Napoli, 26 Settembre 2009, IL VIAGGIO DI GIOVANNI AJMONE CAT RACCONTATO IN UNA MOSTRA AL MUSEO DEL MARE

Il Ristorante Tarantino di Pozzuoli offre gli sfizi di mare dell'aperitivo Flegreo
Le cantine Astroni offrono in degustazione i vini dei Campi Flegrei


Il logo del Museo del Mare di Napoli





La locandina della mostra





Giovanni Ajmone Cat





Il San Giuseppe: 1973 da Torre del Greco (Na) in Antartide e rientro ad Anzio (Rm)






Napoli, 26 settembre 2009, SI INAUGURA LA MOSTRA SUL Viaggio in Antartide di GIOVANNI AJMONE CAT nell' ambito delle Giornate europee del patrimonio” al Museo del Mare di Napoli .

> **Estratti dei dati**
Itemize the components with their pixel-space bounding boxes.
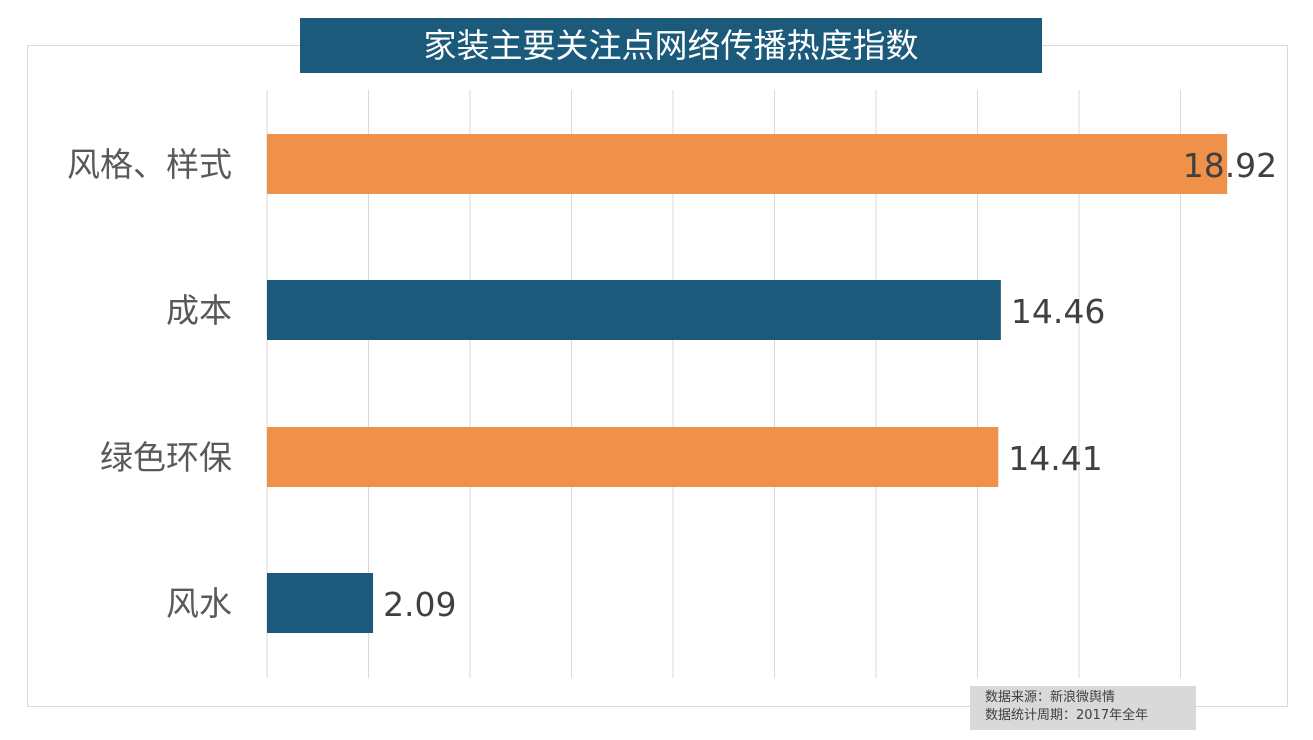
category-label: 成本 xyxy=(166,291,232,330)
period-line: 数据统计周期：2017年全年 xyxy=(985,708,1149,723)
category-label: 风格、样式 xyxy=(67,145,232,184)
bar xyxy=(267,427,999,487)
data-label: 14.46 xyxy=(1011,292,1105,331)
bar xyxy=(267,573,374,633)
data-label: 2.09 xyxy=(383,585,456,624)
data-label: 18.92 xyxy=(1183,146,1277,185)
category-label: 风水 xyxy=(166,584,232,623)
data-label: 14.41 xyxy=(1008,439,1102,478)
bar xyxy=(267,134,1228,194)
source-note: 数据来源：新浪微舆情 数据统计周期：2017年全年 xyxy=(970,686,1196,730)
bar xyxy=(267,280,1001,340)
category-label: 绿色环保 xyxy=(100,438,232,477)
source-line: 数据来源：新浪微舆情 xyxy=(985,690,1116,705)
chart-title: 家装主要关注点网络传播热度指数 xyxy=(300,18,1042,73)
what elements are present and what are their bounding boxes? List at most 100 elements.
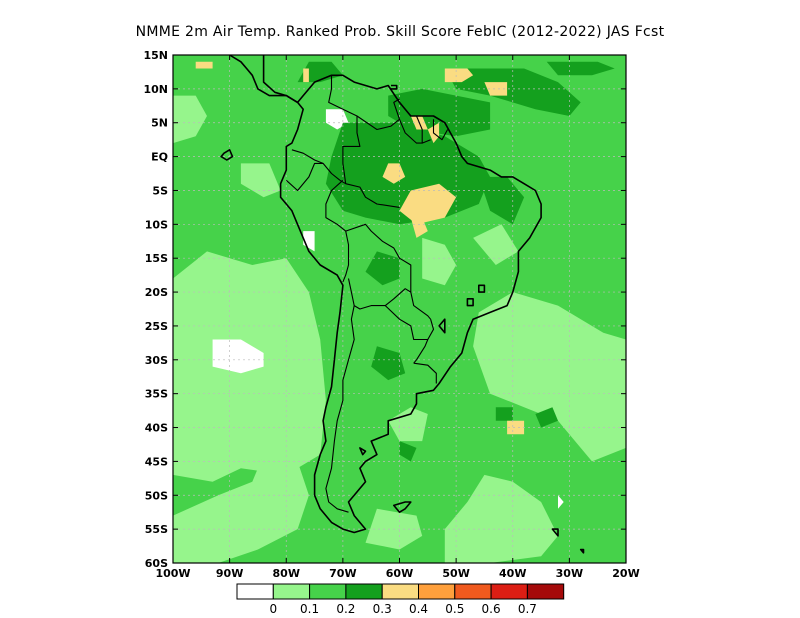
country-border-9 — [413, 362, 437, 384]
lon-tick-label: 40W — [499, 567, 526, 580]
colorbar-swatch — [454, 583, 492, 600]
coastline-3 — [262, 55, 299, 104]
skill-region-1 — [173, 454, 309, 563]
country-border-0 — [291, 75, 361, 185]
colorbar-swatch — [236, 583, 274, 600]
skill-region-33 — [303, 68, 309, 83]
lat-tick-label: 10N — [143, 83, 168, 96]
skill-region-20 — [371, 346, 406, 381]
country-border-7 — [410, 291, 432, 320]
skill-score-fill-layer — [173, 61, 626, 563]
island-3 — [438, 318, 446, 334]
colorbar-label: 0.3 — [373, 602, 392, 616]
island-2 — [466, 297, 474, 307]
lat-tick-label: 10S — [145, 218, 168, 231]
lat-tick-label: 40S — [145, 422, 168, 435]
island-0 — [220, 149, 234, 161]
colorbar-label: 0.5 — [445, 602, 464, 616]
skill-region-7 — [473, 224, 519, 265]
colorbar-label: 0.2 — [336, 602, 355, 616]
lat-tick-label: 35S — [145, 388, 168, 401]
country-border-1 — [285, 162, 324, 192]
country-border-6 — [384, 305, 435, 341]
colorbar-label: 0.7 — [518, 602, 537, 616]
skill-region-21 — [546, 61, 615, 76]
island-6 — [579, 548, 585, 554]
lat-tick-label: 5N — [151, 117, 168, 130]
skill-region-3 — [444, 474, 558, 563]
skill-region-24 — [535, 407, 558, 428]
lat-tick-label: 55S — [145, 523, 168, 536]
skill-region-23 — [399, 441, 417, 462]
map-plot-area — [173, 55, 626, 563]
skill-region-27 — [410, 217, 428, 238]
colorbar-label: 0.1 — [300, 602, 319, 616]
lon-tick-label: 20W — [612, 567, 639, 580]
colorbar-label: 0.4 — [409, 602, 428, 616]
coastline-0 — [279, 74, 542, 534]
map-axes: 15N 10N 5N EQ 5S 10S 15S 20S 25S 30S 35S 40S 45S 50S 5… — [143, 49, 639, 580]
colorbar-swatch — [345, 583, 383, 600]
lon-tick-label: 100W — [155, 567, 190, 580]
country-border-10 — [356, 98, 401, 131]
coastline-1 — [392, 501, 412, 514]
lon-tick-label: 70W — [329, 567, 356, 580]
colorbar-swatch — [272, 583, 311, 600]
skill-region-10 — [212, 339, 264, 374]
skill-region-32 — [195, 61, 213, 69]
lat-tick-label: 15N — [143, 49, 168, 62]
lat-tick-label: 30S — [145, 354, 168, 367]
skill-region-22 — [495, 407, 513, 421]
coastline-4 — [391, 84, 398, 90]
skill-region-18 — [478, 176, 525, 225]
lat-tick-label: 45S — [145, 455, 168, 468]
skill-region-15 — [388, 88, 491, 137]
skill-region-25 — [382, 163, 406, 184]
lat-tick-label: 5S — [152, 184, 168, 197]
coastline-layer — [220, 55, 585, 554]
skill-region-31 — [484, 82, 508, 96]
colorbar-swatch — [309, 583, 347, 600]
skill-region-4 — [388, 407, 428, 442]
country-border-11 — [398, 119, 423, 144]
skill-region-13 — [558, 495, 564, 509]
country-border-13 — [432, 119, 449, 141]
colorbar-swatch — [526, 583, 565, 600]
colorbar: 0 0.1 0.2 0.3 0.4 0.5 0.6 0.7 — [236, 583, 565, 616]
colorbar-swatch — [381, 583, 420, 600]
island-4 — [477, 284, 486, 293]
lon-tick-label: 80W — [273, 567, 300, 580]
skill-region-19 — [365, 251, 400, 286]
skill-region-6 — [422, 237, 457, 286]
colorbar-label: 0 — [269, 602, 277, 616]
island-1 — [359, 447, 367, 456]
lat-tick-label: EQ — [151, 151, 168, 164]
lon-tick-label: 60W — [386, 567, 413, 580]
lat-tick-label: 25S — [145, 320, 168, 333]
skill-region-8 — [173, 95, 207, 144]
skill-region-26 — [399, 183, 457, 225]
lon-tick-label: 90W — [216, 567, 243, 580]
country-border-5 — [325, 305, 355, 513]
country-border-12 — [415, 115, 431, 144]
skill-region-16 — [444, 68, 581, 116]
island-5 — [551, 528, 559, 537]
country-border-8 — [413, 339, 429, 364]
country-borders-layer — [285, 75, 449, 513]
country-border-4 — [347, 278, 412, 310]
skill-region-30 — [444, 68, 474, 83]
lat-tick-label: 15S — [145, 252, 168, 265]
lon-tick-label: 30W — [556, 567, 583, 580]
lat-tick-label: 20S — [145, 286, 168, 299]
skill-region-5 — [240, 163, 281, 198]
lat-tick-label: 50S — [145, 489, 168, 502]
skill-region-34 — [507, 420, 525, 435]
colorbar-swatch — [418, 583, 456, 600]
country-border-3 — [345, 223, 412, 293]
map-title: NMME 2m Air Temp. Ranked Prob. Skill Sco… — [136, 24, 665, 40]
skill-region-2 — [473, 292, 626, 462]
country-border-2 — [325, 179, 350, 283]
lon-tick-label: 50W — [442, 567, 469, 580]
lat-tick-label: 60S — [145, 557, 168, 570]
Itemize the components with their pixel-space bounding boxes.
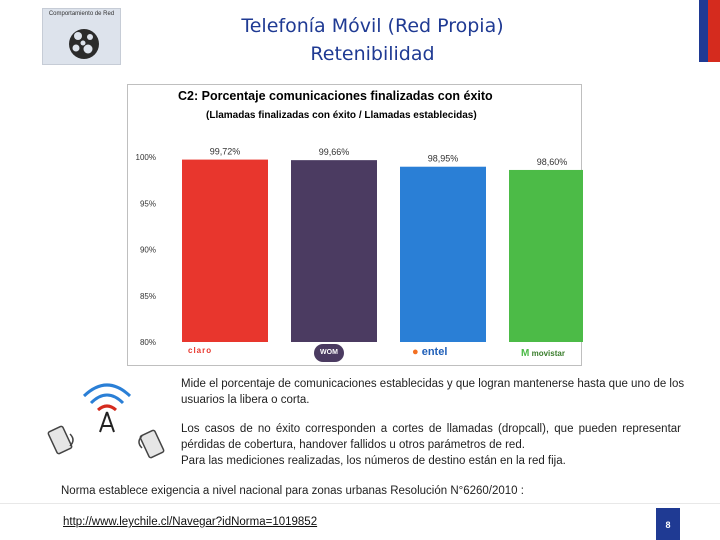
bar-wom [291, 160, 377, 342]
page-title: Telefonía Móvil (Red Propia) Retenibilid… [200, 12, 545, 68]
y-tick-label: 80% [140, 338, 156, 347]
chart-subtitle: (Llamadas finalizadas con éxito / Llamad… [206, 110, 477, 121]
bar-entel [400, 166, 486, 342]
brand-label-movistar: movistar [531, 349, 565, 358]
measurement-note-text: Para las mediciones realizadas, los núme… [181, 455, 566, 467]
chart-title: C2: Porcentaje comunicaciones finalizada… [178, 89, 493, 103]
brand-logo-entel: ● entel [412, 346, 447, 358]
y-tick-label: 95% [140, 199, 156, 208]
brand-label-claro: claro [188, 346, 213, 355]
brand-label-entel: entel [421, 346, 448, 358]
data-label: 98,60% [537, 157, 568, 167]
data-label: 99,66% [319, 147, 350, 157]
description-text: Mide el porcentaje de comunicaciones est… [181, 378, 685, 406]
entel-e-icon: ● [412, 346, 419, 358]
failure-causes-text: Los casos de no éxito corresponden a cor… [181, 423, 681, 451]
brand-logo-movistar: M movistar [521, 348, 565, 359]
norma-text: Norma establece exigencia a nivel nacion… [61, 485, 524, 497]
flag-red-stripe [708, 0, 720, 62]
bar-claro [182, 159, 268, 342]
y-tick-label: 85% [140, 292, 156, 301]
data-label: 98,95% [428, 154, 459, 164]
footer-divider [0, 503, 720, 504]
phone-right-icon [138, 429, 165, 459]
bar-chart: 80% 85% 90% 95% 100% 99,72% 99,66% 98,95% 98,60% [136, 147, 583, 347]
brand-label-wom: WOM [320, 349, 338, 356]
y-tick-label: 100% [136, 153, 156, 162]
page-title-line-1: Telefonía Móvil (Red Propia) [241, 15, 504, 37]
antenna-phones-graphic [47, 383, 165, 459]
bar-movistar [509, 169, 583, 342]
movistar-m-icon: M [521, 348, 530, 359]
network-globe-icon [69, 29, 99, 59]
phone-left-icon [47, 425, 74, 455]
page-title-line-2: Retenibilidad [310, 43, 435, 65]
badge-label: Comportamiento de Red [48, 11, 115, 17]
chart-panel: 80% 85% 90% 95% 100% 99,72% 99,66% 98,95% 98,60%… [127, 84, 583, 366]
data-label: 99,72% [210, 147, 241, 157]
brand-logo-claro: claro [188, 346, 212, 355]
page-number: 8 [656, 508, 680, 540]
y-tick-label: 90% [140, 246, 156, 255]
norma-link[interactable]: http://www.leychile.cl/Navegar?idNorma=1… [63, 516, 318, 528]
flag-blue-stripe [699, 0, 708, 62]
brand-logo-wom: WOM [314, 344, 344, 362]
antenna-icon [82, 383, 132, 412]
category-badge: Comportamiento de Red [42, 8, 121, 65]
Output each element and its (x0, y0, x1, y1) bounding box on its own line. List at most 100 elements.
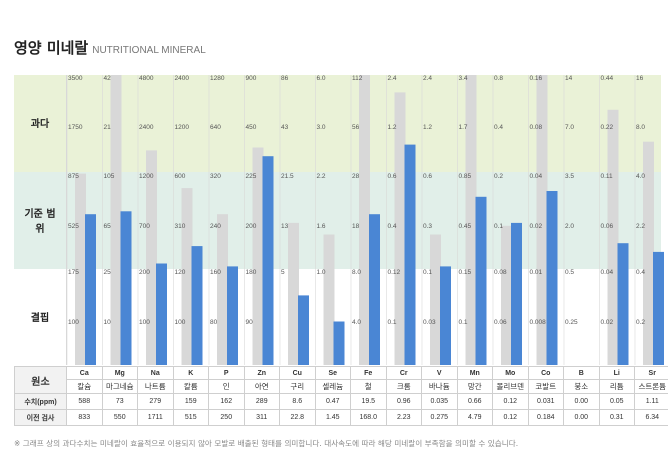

> **Compito 1**
Riassumi in due frasi il testo sulla mostra dedicata al viaggio di Giovanni Ajmone Cat.
> **Compito 2**
Prosegui il testo sulla mostra dedicata al viaggio di Giovanni Ajmone Cat dal punto in cui si interrompe.
Per svolgere il lavoro i dati non servono.

> **Risposta 1**
Il 26 settembre 2009 si inaugura al Museo del Mare di Napoli, nell'ambito delle Giornate europee del patrimonio, una mostra sul viaggio in Antartide di Giovanni Ajmone Cat, legato al San Giuseppe, partito nel 1973 da Torre del Greco per l'Antartide e rientrato ad Anzio. Il testo riporta inoltre che il Ristorante Tarantino di Pozzuoli offre gli sfizi di mare dell'aperitivo flegreo e che le cantine Astroni offrono in degustazione i vini dei Campi Flegrei.

> **Risposta 2**
a cura di Antonio Mussari
e
Ferruccio Russo

Aperitivo flegreo
a cura di
Officine Gourmet


Sabato 26 settembre 2009, presso il Museo del Mare di Napoli, via di Pozzuoli, 5 (Bagnoli), alle ore 9,00, nell’ambito delle “Giornate europee del patrimonio” sotto l’egida dal Ministero dei Beni Culturali e della Direzione Regionale dei Beni Culturali sarà inaugurata la mostra foto-documentaria “Viaggio in Antartide di Giovanni Ajmone Cat” a cura di Antonio Mussari e Ferruccio Russo, che resterà aperta al pubblico fino al 26 novembre 2009. La mostra vuole ricordare i due viaggi di Giovanni Ajmone Cat in Antartide, in terre inospitali e remote: il primo per inseguire il sogno di portare il Tricolore là dove non era mai stato piantato; il secondo, per realizzare una spedizione scientifica con la quale gli italiani, grazie all’esplorazione di nuove terre in Antartide, potessero guadagnare il diritto di partecipare alla ricerca ed allo sfruttamento delle sue risorse.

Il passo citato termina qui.